Given exercise =>
Identify and reproduce every line holding the string "with".

··· Data shown

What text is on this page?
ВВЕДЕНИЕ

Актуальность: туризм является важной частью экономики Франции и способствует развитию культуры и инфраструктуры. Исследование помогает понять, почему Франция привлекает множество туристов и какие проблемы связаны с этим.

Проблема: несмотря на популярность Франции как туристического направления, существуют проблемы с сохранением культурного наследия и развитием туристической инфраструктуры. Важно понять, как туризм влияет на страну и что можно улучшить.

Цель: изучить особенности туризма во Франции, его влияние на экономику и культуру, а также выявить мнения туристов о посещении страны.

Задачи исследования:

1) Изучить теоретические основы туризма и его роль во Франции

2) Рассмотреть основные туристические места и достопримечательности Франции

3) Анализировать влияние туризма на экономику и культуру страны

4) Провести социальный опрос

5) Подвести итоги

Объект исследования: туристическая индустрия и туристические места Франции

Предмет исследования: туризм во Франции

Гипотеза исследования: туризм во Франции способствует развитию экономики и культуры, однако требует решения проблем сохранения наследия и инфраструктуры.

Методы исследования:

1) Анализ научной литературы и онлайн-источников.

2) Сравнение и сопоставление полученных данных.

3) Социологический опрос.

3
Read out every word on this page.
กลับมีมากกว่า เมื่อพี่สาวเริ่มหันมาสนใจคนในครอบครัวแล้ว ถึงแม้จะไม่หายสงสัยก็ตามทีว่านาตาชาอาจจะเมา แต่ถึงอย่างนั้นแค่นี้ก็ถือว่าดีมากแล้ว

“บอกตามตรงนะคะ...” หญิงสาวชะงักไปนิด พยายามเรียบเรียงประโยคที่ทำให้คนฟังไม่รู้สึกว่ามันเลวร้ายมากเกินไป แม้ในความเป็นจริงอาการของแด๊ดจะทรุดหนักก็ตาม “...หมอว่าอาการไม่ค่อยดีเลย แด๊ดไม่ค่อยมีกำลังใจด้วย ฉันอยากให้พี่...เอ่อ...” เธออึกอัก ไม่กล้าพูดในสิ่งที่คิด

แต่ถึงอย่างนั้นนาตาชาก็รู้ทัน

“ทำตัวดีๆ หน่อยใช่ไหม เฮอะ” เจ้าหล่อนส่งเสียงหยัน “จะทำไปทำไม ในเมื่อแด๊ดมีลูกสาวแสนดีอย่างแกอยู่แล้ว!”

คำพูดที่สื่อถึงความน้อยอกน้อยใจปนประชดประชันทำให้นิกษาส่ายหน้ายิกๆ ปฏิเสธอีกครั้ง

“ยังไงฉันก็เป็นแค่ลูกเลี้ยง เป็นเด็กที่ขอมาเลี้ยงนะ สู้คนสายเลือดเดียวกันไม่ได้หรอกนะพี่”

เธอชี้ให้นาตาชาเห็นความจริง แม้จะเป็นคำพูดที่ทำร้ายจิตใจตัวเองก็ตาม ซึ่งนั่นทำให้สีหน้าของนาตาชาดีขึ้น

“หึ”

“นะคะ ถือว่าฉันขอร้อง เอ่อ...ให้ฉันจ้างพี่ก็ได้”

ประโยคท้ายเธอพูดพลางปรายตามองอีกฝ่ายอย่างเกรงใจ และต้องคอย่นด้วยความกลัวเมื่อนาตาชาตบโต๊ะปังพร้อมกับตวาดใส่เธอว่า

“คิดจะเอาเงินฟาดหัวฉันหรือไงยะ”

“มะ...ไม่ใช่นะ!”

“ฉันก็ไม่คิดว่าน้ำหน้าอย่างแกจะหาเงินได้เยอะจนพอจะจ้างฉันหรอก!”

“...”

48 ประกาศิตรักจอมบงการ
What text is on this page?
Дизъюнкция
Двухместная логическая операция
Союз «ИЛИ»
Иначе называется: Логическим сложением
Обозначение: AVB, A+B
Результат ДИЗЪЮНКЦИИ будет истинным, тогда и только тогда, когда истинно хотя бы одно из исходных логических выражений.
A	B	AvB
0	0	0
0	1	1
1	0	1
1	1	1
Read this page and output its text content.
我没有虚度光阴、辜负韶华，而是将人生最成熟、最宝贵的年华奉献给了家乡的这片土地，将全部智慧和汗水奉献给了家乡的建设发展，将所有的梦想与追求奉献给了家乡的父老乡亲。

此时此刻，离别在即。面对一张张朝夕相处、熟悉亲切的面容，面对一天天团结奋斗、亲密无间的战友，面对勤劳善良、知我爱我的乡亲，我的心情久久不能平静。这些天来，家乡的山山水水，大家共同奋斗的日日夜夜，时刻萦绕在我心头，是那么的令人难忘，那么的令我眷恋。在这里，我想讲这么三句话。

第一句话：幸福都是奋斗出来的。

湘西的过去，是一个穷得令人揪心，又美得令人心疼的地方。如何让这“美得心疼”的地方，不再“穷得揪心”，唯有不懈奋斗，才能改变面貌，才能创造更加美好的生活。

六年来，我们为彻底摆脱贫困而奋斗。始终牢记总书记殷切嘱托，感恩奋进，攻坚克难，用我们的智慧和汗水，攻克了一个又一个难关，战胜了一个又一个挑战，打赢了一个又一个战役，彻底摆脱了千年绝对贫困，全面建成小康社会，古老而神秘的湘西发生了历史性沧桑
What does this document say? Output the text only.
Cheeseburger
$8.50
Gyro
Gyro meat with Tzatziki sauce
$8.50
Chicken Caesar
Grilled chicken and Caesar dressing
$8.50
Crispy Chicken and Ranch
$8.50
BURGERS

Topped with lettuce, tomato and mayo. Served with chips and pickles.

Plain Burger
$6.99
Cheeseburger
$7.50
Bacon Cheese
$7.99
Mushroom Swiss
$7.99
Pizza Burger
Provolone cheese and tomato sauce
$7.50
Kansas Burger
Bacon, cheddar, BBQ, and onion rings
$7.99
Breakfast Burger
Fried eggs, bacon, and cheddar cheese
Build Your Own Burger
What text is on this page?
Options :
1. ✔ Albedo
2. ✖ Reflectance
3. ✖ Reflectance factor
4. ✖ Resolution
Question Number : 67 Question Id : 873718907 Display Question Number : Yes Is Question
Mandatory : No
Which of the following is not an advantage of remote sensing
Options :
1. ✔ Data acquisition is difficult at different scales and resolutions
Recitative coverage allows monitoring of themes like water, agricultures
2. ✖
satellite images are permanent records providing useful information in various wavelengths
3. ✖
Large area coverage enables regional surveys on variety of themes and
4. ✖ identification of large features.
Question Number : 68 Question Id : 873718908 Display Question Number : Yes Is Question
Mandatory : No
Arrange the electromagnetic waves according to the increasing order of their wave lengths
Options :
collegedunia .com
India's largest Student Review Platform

······

Solution to the exercise =>
Gyro meat with Tzatziki sauce
Topped with lettuce, tomato and mayo. Served with chips and pickles.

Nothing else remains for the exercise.